Your goal: Answer with one number: the count of lines in the listing below that hold the word "articles".

Excerpted records:
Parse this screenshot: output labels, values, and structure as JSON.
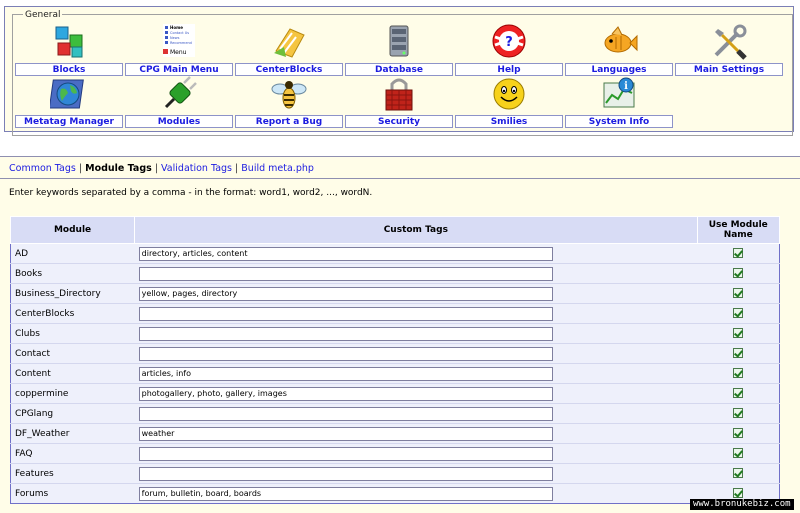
{
  "general": {
    "legend": "General",
    "row1": [
      {
        "label": "Blocks",
        "icon": "blocks-icon"
      },
      {
        "label": "CPG Main Menu",
        "icon": "menu-icon"
      },
      {
        "label": "CenterBlocks",
        "icon": "centerblocks-icon"
      },
      {
        "label": "Database",
        "icon": "database-icon"
      },
      {
        "label": "Help",
        "icon": "help-icon"
      },
      {
        "label": "Languages",
        "icon": "languages-icon"
      },
      {
        "label": "Main Settings",
        "icon": "settings-icon"
      }
    ],
    "row2": [
      {
        "label": "Metatag Manager",
        "icon": "globe-icon"
      },
      {
        "label": "Modules",
        "icon": "plug-icon"
      },
      {
        "label": "Report a Bug",
        "icon": "bug-icon"
      },
      {
        "label": "Security",
        "icon": "lock-icon"
      },
      {
        "label": "Smilies",
        "icon": "smiley-icon"
      },
      {
        "label": "System Info",
        "icon": "system-info-icon"
      }
    ],
    "menu_icon_text": [
      "Home",
      "Contact Us",
      "News",
      "Recommend",
      "Menu"
    ]
  },
  "tabs": {
    "common": "Common Tags",
    "module": "Module Tags",
    "validation": "Validation Tags",
    "build": "Build meta.php",
    "sep": "|"
  },
  "instructions": "Enter keywords separated by a comma - in the format: word1, word2, ..., wordN.",
  "table": {
    "headers": {
      "module": "Module",
      "tags": "Custom Tags",
      "use": "Use Module Name"
    },
    "rows": [
      {
        "module": "AD",
        "tags": "directory, articles, content",
        "use": true
      },
      {
        "module": "Books",
        "tags": "",
        "use": true
      },
      {
        "module": "Business_Directory",
        "tags": "yellow, pages, directory",
        "use": true
      },
      {
        "module": "CenterBlocks",
        "tags": "",
        "use": true
      },
      {
        "module": "Clubs",
        "tags": "",
        "use": true
      },
      {
        "module": "Contact",
        "tags": "",
        "use": true
      },
      {
        "module": "Content",
        "tags": "articles, info",
        "use": true
      },
      {
        "module": "coppermine",
        "tags": "photogallery, photo, gallery, images",
        "use": true
      },
      {
        "module": "CPGlang",
        "tags": "",
        "use": true
      },
      {
        "module": "DF_Weather",
        "tags": "weather",
        "use": true
      },
      {
        "module": "FAQ",
        "tags": "",
        "use": true
      },
      {
        "module": "Features",
        "tags": "",
        "use": true
      },
      {
        "module": "Forums",
        "tags": "forum, bulletin, board, boards",
        "use": true
      }
    ]
  },
  "watermark": "www.bronukebiz.com"
}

Solution for this task: 2